Rows from a dataset
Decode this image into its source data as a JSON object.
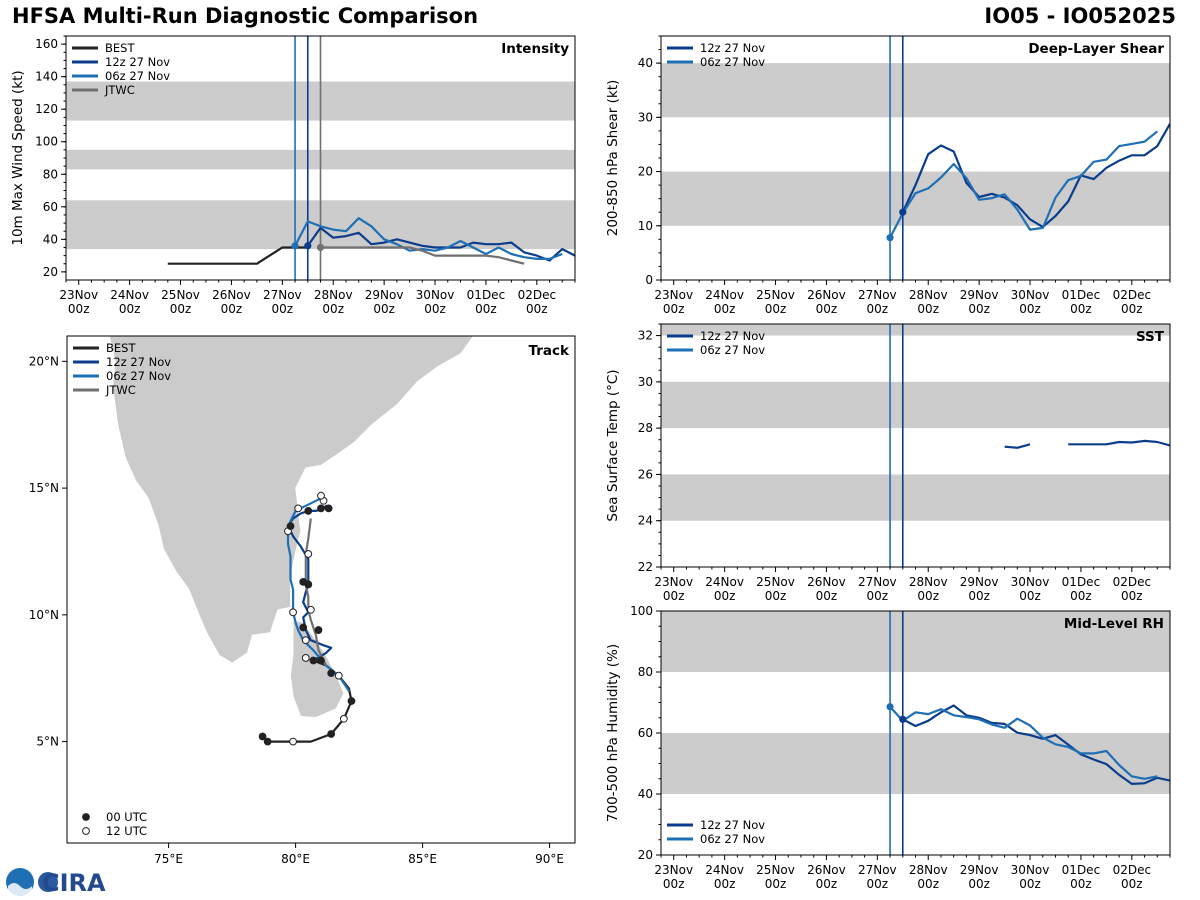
{
  "header": {
    "title": "HFSA Multi-Run Diagnostic Comparison",
    "storm": "IO05 - IO052025"
  },
  "logo": {
    "text": "CIRA"
  },
  "time_axis": {
    "ticks": [
      {
        "t": 0,
        "l1": "23Nov",
        "l2": "00z"
      },
      {
        "t": 24,
        "l1": "24Nov",
        "l2": "00z"
      },
      {
        "t": 48,
        "l1": "25Nov",
        "l2": "00z"
      },
      {
        "t": 72,
        "l1": "26Nov",
        "l2": "00z"
      },
      {
        "t": 96,
        "l1": "27Nov",
        "l2": "00z"
      },
      {
        "t": 120,
        "l1": "28Nov",
        "l2": "00z"
      },
      {
        "t": 144,
        "l1": "29Nov",
        "l2": "00z"
      },
      {
        "t": 168,
        "l1": "30Nov",
        "l2": "00z"
      },
      {
        "t": 192,
        "l1": "01Dec",
        "l2": "00z"
      },
      {
        "t": 216,
        "l1": "02Dec",
        "l2": "00z"
      }
    ],
    "xlim_hours": [
      -6,
      234
    ],
    "note": "hours since 23 Nov 00z"
  },
  "colors": {
    "best": "#222222",
    "run12z": "#0b3d8c",
    "run06z": "#1f6fb5",
    "jtwc": "#707070",
    "band": "#cccccc",
    "land": "#cbcbcb"
  },
  "chart_data": [
    {
      "id": "intensity",
      "type": "line",
      "title": "Intensity",
      "ylabel": "10m Max Wind Speed (kt)",
      "ylim": [
        15,
        165
      ],
      "yticks": [
        20,
        40,
        60,
        80,
        100,
        120,
        140,
        160
      ],
      "bands": [
        [
          34,
          64
        ],
        [
          83,
          95
        ],
        [
          113,
          137
        ]
      ],
      "vlines": [
        {
          "t": 102,
          "series": "06z 27 Nov"
        },
        {
          "t": 108,
          "series": "12z 27 Nov"
        },
        {
          "t": 114,
          "series": "JTWC"
        }
      ],
      "legend": [
        "BEST",
        "12z 27 Nov",
        "06z 27 Nov",
        "JTWC"
      ],
      "series": [
        {
          "name": "BEST",
          "key": "best",
          "x": [
            42,
            48,
            54,
            60,
            66,
            72,
            78,
            84,
            90,
            96,
            102,
            108
          ],
          "y": [
            25,
            25,
            25,
            25,
            25,
            25,
            25,
            25,
            30,
            35,
            35,
            35
          ]
        },
        {
          "name": "12z 27 Nov",
          "key": "run12z",
          "x": [
            108,
            114,
            120,
            126,
            132,
            138,
            144,
            150,
            156,
            162,
            168,
            174,
            180,
            186,
            192,
            198,
            204,
            210,
            216,
            222,
            228,
            234
          ],
          "y": [
            36,
            47,
            41,
            42,
            44,
            37,
            38,
            40,
            38,
            36,
            35,
            35,
            35,
            38,
            37,
            37,
            38,
            32,
            30,
            27,
            34,
            30
          ]
        },
        {
          "name": "06z 27 Nov",
          "key": "run06z",
          "x": [
            102,
            108,
            114,
            120,
            126,
            132,
            138,
            144,
            150,
            156,
            162,
            168,
            174,
            180,
            186,
            192,
            198,
            204,
            210,
            216,
            222,
            228
          ],
          "y": [
            36,
            51,
            48,
            46,
            45,
            53,
            48,
            40,
            37,
            33,
            34,
            33,
            35,
            39,
            35,
            31,
            35,
            31,
            29,
            28,
            28,
            31
          ]
        },
        {
          "name": "JTWC",
          "key": "jtwc",
          "x": [
            114,
            120,
            126,
            132,
            138,
            144,
            150,
            156,
            162,
            168,
            174,
            180,
            186,
            192,
            198,
            204,
            210
          ],
          "y": [
            35,
            35,
            35,
            35,
            35,
            35,
            35,
            35,
            33,
            30,
            30,
            30,
            30,
            30,
            29,
            27,
            25
          ]
        }
      ],
      "markers": [
        {
          "key": "run06z",
          "t": 102,
          "v": 36
        },
        {
          "key": "run12z",
          "t": 108,
          "v": 36
        },
        {
          "key": "jtwc",
          "t": 114,
          "v": 35
        }
      ]
    },
    {
      "id": "shear",
      "type": "line",
      "title": "Deep-Layer Shear",
      "ylabel": "200-850 hPa Shear (kt)",
      "ylim": [
        0,
        45
      ],
      "yticks": [
        0,
        10,
        20,
        30,
        40
      ],
      "bands": [
        [
          10,
          20
        ],
        [
          30,
          40
        ]
      ],
      "vlines": [
        {
          "t": 102,
          "series": "06z 27 Nov"
        },
        {
          "t": 108,
          "series": "12z 27 Nov"
        }
      ],
      "legend": [
        "12z 27 Nov",
        "06z 27 Nov"
      ],
      "series": [
        {
          "name": "12z 27 Nov",
          "key": "run12z",
          "x": [
            108,
            114,
            120,
            126,
            132,
            138,
            144,
            150,
            156,
            162,
            168,
            174,
            180,
            186,
            192,
            198,
            204,
            210,
            216,
            222,
            228,
            234
          ],
          "y": [
            12.5,
            17.5,
            23.2,
            24.8,
            23.7,
            17.9,
            15.3,
            15.9,
            15.2,
            13.8,
            11.2,
            9.8,
            11.8,
            14.5,
            19.3,
            18.6,
            20.7,
            22.0,
            23.0,
            23.0,
            24.7,
            28.8
          ]
        },
        {
          "name": "06z 27 Nov",
          "key": "run06z",
          "x": [
            102,
            108,
            114,
            120,
            126,
            132,
            138,
            144,
            150,
            156,
            162,
            168,
            174,
            180,
            186,
            192,
            198,
            204,
            210,
            216,
            222,
            228
          ],
          "y": [
            7.8,
            12.3,
            16.0,
            16.9,
            18.9,
            21.4,
            18.8,
            14.8,
            15.1,
            15.8,
            13.0,
            9.3,
            9.6,
            15.2,
            18.4,
            19.2,
            21.8,
            22.2,
            24.7,
            25.1,
            25.5,
            27.4
          ]
        }
      ],
      "markers": [
        {
          "key": "run06z",
          "t": 102,
          "v": 7.8
        },
        {
          "key": "run12z",
          "t": 108,
          "v": 12.5
        }
      ]
    },
    {
      "id": "sst",
      "type": "line",
      "title": "SST",
      "ylabel": "Sea Surface Temp (°C)",
      "ylim": [
        22,
        32.5
      ],
      "yticks": [
        22,
        24,
        26,
        28,
        30,
        32
      ],
      "bands": [
        [
          24,
          26
        ],
        [
          28,
          30
        ],
        [
          32,
          32.5
        ]
      ],
      "vlines": [
        {
          "t": 102,
          "series": "06z 27 Nov"
        },
        {
          "t": 108,
          "series": "12z 27 Nov"
        }
      ],
      "legend": [
        "12z 27 Nov",
        "06z 27 Nov"
      ],
      "series": [
        {
          "name": "12z 27 Nov",
          "key": "run12z",
          "x": [
            156,
            162,
            168,
            null,
            186,
            192,
            198,
            204,
            210,
            216,
            222,
            228,
            234
          ],
          "y": [
            27.2,
            27.15,
            27.3,
            null,
            27.3,
            27.3,
            27.3,
            27.3,
            27.4,
            27.38,
            27.45,
            27.4,
            27.25
          ]
        }
      ]
    },
    {
      "id": "rh",
      "type": "line",
      "title": "Mid-Level RH",
      "ylabel": "700-500 hPa Humidity (%)",
      "ylim": [
        20,
        100
      ],
      "yticks": [
        20,
        40,
        60,
        80,
        100
      ],
      "bands": [
        [
          40,
          60
        ],
        [
          80,
          100
        ]
      ],
      "vlines": [
        {
          "t": 102,
          "series": "06z 27 Nov"
        },
        {
          "t": 108,
          "series": "12z 27 Nov"
        }
      ],
      "legend": [
        "12z 27 Nov",
        "06z 27 Nov"
      ],
      "legend_loc": "lower-left",
      "series": [
        {
          "name": "12z 27 Nov",
          "key": "run12z",
          "x": [
            108,
            114,
            120,
            126,
            132,
            138,
            144,
            150,
            156,
            162,
            168,
            174,
            180,
            186,
            192,
            198,
            204,
            210,
            216,
            222,
            228,
            234
          ],
          "y": [
            64.5,
            62.3,
            64.0,
            66.8,
            69.0,
            65.8,
            65.0,
            63.3,
            63.0,
            60.1,
            59.3,
            58.1,
            59.3,
            56.2,
            53.0,
            51.3,
            49.8,
            46.3,
            43.3,
            43.5,
            45.3,
            44.4
          ]
        },
        {
          "name": "06z 27 Nov",
          "key": "run06z",
          "x": [
            102,
            108,
            114,
            120,
            126,
            132,
            138,
            144,
            150,
            156,
            162,
            168,
            174,
            180,
            186,
            192,
            198,
            204,
            210,
            216,
            222,
            228
          ],
          "y": [
            68.6,
            64.0,
            66.8,
            66.2,
            67.8,
            65.8,
            65.2,
            64.5,
            62.8,
            61.7,
            64.7,
            62.5,
            58.5,
            56.3,
            55.4,
            53.3,
            53.3,
            54.1,
            49.5,
            45.8,
            45.0,
            45.8
          ]
        }
      ],
      "markers": [
        {
          "key": "run06z",
          "t": 102,
          "v": 68.6
        },
        {
          "key": "run12z",
          "t": 108,
          "v": 64.5
        }
      ]
    },
    {
      "id": "track",
      "type": "map",
      "title": "Track",
      "xlim": [
        71,
        91
      ],
      "ylim": [
        1,
        21
      ],
      "xticks": [
        75,
        80,
        85,
        90
      ],
      "yticks": [
        5,
        10,
        15,
        20
      ],
      "xticklabels": [
        "75°E",
        "80°E",
        "85°E",
        "90°E"
      ],
      "yticklabels": [
        "5°N",
        "10°N",
        "15°N",
        "20°N"
      ],
      "legend": [
        "BEST",
        "12z 27 Nov",
        "06z 27 Nov",
        "JTWC"
      ],
      "marker_legend": [
        "00 UTC",
        "12 UTC"
      ],
      "series": [
        {
          "name": "BEST",
          "key": "best",
          "lon": [
            78.7,
            78.9,
            79.9,
            80.6,
            81.4,
            81.9,
            82.2,
            82.1,
            81.7,
            81.2,
            80.7
          ],
          "lat": [
            5.2,
            5.0,
            5.0,
            5.0,
            5.3,
            5.9,
            6.6,
            7.1,
            7.6,
            8.0,
            8.2
          ]
        },
        {
          "name": "12z 27 Nov",
          "key": "run12z",
          "lon": [
            80.7,
            81.2,
            81.4,
            81.1,
            80.6,
            80.4,
            80.3,
            80.5,
            80.3,
            80.4,
            80.5,
            80.5,
            80.2,
            79.9,
            79.7,
            79.9,
            80.2,
            80.5,
            80.8,
            81.1,
            81.2,
            81.4
          ],
          "lat": [
            8.2,
            8.5,
            8.7,
            8.8,
            9.0,
            9.4,
            9.9,
            10.1,
            10.5,
            10.9,
            11.2,
            12.2,
            12.7,
            13.1,
            13.5,
            13.8,
            14.0,
            14.1,
            14.1,
            14.2,
            14.3,
            14.2
          ]
        },
        {
          "name": "06z 27 Nov",
          "key": "run06z",
          "lon": [
            82.1,
            81.7,
            81.2,
            80.7,
            80.3,
            80.1,
            80.0,
            79.9,
            79.9,
            79.9,
            79.8,
            79.8,
            79.8,
            79.7,
            79.7,
            79.8,
            80.0,
            80.4,
            80.8,
            81.0,
            81.0,
            81.0
          ],
          "lat": [
            7.0,
            7.6,
            8.0,
            8.6,
            9.0,
            9.4,
            9.7,
            10.1,
            10.6,
            11.0,
            11.4,
            11.8,
            12.3,
            12.8,
            13.3,
            13.7,
            14.1,
            14.3,
            14.5,
            14.6,
            14.7,
            14.8
          ]
        },
        {
          "name": "JTWC",
          "key": "jtwc",
          "lon": [
            81.2,
            80.9,
            80.8,
            80.6,
            80.5,
            80.5,
            80.4,
            80.4,
            80.4,
            80.5,
            80.6
          ],
          "lat": [
            8.0,
            8.6,
            9.2,
            9.8,
            10.2,
            10.7,
            11.2,
            11.8,
            12.4,
            13.0,
            13.8
          ]
        }
      ],
      "points": [
        {
          "lon": 78.7,
          "lat": 5.2,
          "utc": "00"
        },
        {
          "lon": 78.9,
          "lat": 5.0,
          "utc": "00"
        },
        {
          "lon": 79.9,
          "lat": 5.0,
          "utc": "12"
        },
        {
          "lon": 81.4,
          "lat": 5.3,
          "utc": "00"
        },
        {
          "lon": 81.9,
          "lat": 5.9,
          "utc": "12"
        },
        {
          "lon": 82.2,
          "lat": 6.6,
          "utc": "00"
        },
        {
          "lon": 81.7,
          "lat": 7.6,
          "utc": "12"
        },
        {
          "lon": 81.4,
          "lat": 7.7,
          "utc": "00"
        },
        {
          "lon": 80.7,
          "lat": 8.2,
          "utc": "00"
        },
        {
          "lon": 80.4,
          "lat": 8.3,
          "utc": "12"
        },
        {
          "lon": 81.0,
          "lat": 8.2,
          "utc": "00"
        },
        {
          "lon": 80.4,
          "lat": 9.0,
          "utc": "12"
        },
        {
          "lon": 80.3,
          "lat": 9.5,
          "utc": "00"
        },
        {
          "lon": 80.9,
          "lat": 9.4,
          "utc": "00"
        },
        {
          "lon": 79.9,
          "lat": 10.1,
          "utc": "12"
        },
        {
          "lon": 80.6,
          "lat": 10.2,
          "utc": "12"
        },
        {
          "lon": 80.3,
          "lat": 11.3,
          "utc": "00"
        },
        {
          "lon": 80.5,
          "lat": 11.2,
          "utc": "00"
        },
        {
          "lon": 80.5,
          "lat": 12.4,
          "utc": "12"
        },
        {
          "lon": 79.7,
          "lat": 13.3,
          "utc": "12"
        },
        {
          "lon": 79.8,
          "lat": 13.5,
          "utc": "00"
        },
        {
          "lon": 80.1,
          "lat": 14.2,
          "utc": "12"
        },
        {
          "lon": 80.5,
          "lat": 14.1,
          "utc": "00"
        },
        {
          "lon": 81.0,
          "lat": 14.2,
          "utc": "00"
        },
        {
          "lon": 81.3,
          "lat": 14.2,
          "utc": "00"
        },
        {
          "lon": 81.1,
          "lat": 14.5,
          "utc": "12"
        },
        {
          "lon": 81.0,
          "lat": 14.7,
          "utc": "12"
        }
      ]
    }
  ]
}
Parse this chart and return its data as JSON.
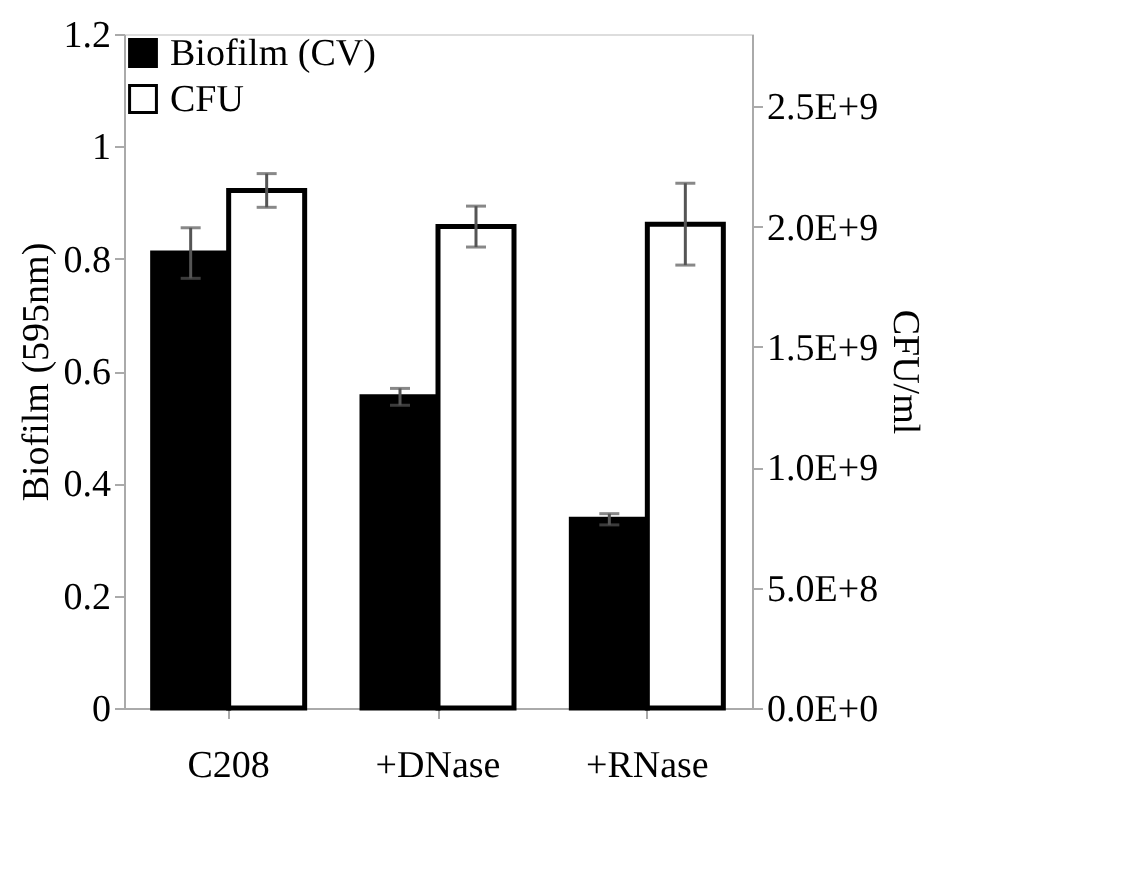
{
  "chart_data": {
    "type": "bar",
    "ylabel": "Biofilm (595nm)",
    "y2label": "CFU/ml",
    "categories": [
      "C208",
      "+DNase",
      "+RNase"
    ],
    "series": [
      {
        "name": "Biofilm (CV)",
        "color": "#000000",
        "values": [
          0.81,
          0.554,
          0.336
        ],
        "errors": [
          0.045,
          0.015,
          0.01
        ]
      },
      {
        "name": "CFU",
        "color": "#ffffff",
        "axis": "y2",
        "values": [
          2150000000.0,
          2000000000.0,
          2010000000.0
        ],
        "errors": [
          70000000.0,
          85000000.0,
          170000000.0
        ]
      }
    ],
    "ylim": [
      0,
      1.2
    ],
    "yticks": [
      0,
      0.2,
      0.4,
      0.6,
      0.8,
      1,
      1.2
    ],
    "y2lim": [
      0,
      2800000000.0
    ],
    "y2ticks": [
      {
        "value": 0,
        "label": "0.0E+0"
      },
      {
        "value": 500000000.0,
        "label": "5.0E+8"
      },
      {
        "value": 1000000000.0,
        "label": "1.0E+9"
      },
      {
        "value": 1500000000.0,
        "label": "1.5E+9"
      },
      {
        "value": 2000000000.0,
        "label": "2.0E+9"
      },
      {
        "value": 2500000000.0,
        "label": "2.5E+9"
      }
    ],
    "grid": false,
    "legend": "top left"
  }
}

• **Written task**:
Isolate each line of the listing above that includes "title". Copy it.

• **Solution to this problem**:
    "title": "HFSA Multi-Run Diagnostic Comparison",
      "title": "Intensity",
      "title": "Deep-Layer Shear",
      "title": "SST",
      "title": "Mid-Level RH",
      "title": "Track",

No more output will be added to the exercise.